Records:
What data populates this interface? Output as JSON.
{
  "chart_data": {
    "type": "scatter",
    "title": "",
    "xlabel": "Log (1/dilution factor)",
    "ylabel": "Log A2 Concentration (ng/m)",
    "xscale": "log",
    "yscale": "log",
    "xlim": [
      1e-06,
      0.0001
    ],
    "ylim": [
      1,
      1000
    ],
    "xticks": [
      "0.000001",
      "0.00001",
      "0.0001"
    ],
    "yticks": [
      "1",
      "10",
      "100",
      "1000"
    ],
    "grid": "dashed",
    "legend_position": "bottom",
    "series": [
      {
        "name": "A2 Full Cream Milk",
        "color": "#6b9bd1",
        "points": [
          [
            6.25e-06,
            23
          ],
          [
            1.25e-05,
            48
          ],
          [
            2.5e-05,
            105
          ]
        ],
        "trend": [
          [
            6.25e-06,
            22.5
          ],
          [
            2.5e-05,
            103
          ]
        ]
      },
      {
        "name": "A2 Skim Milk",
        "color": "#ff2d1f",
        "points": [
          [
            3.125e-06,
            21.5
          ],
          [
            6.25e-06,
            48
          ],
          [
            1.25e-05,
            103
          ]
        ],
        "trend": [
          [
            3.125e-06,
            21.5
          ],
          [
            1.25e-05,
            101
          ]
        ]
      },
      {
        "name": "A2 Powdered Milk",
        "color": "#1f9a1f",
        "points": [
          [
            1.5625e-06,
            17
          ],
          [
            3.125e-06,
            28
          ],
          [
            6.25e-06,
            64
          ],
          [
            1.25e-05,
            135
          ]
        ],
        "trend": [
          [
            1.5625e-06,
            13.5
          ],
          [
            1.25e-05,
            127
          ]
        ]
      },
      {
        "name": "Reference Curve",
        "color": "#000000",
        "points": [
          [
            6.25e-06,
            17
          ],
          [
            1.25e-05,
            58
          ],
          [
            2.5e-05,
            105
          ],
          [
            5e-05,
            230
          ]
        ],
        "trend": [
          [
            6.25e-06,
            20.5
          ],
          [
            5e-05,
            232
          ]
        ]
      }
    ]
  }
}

→ **WHAT THIS TASK INVOLVES**: How many of these lines contain "name"? Write only the number.

→ **OUTPUT OF THE EXERCISE**: 4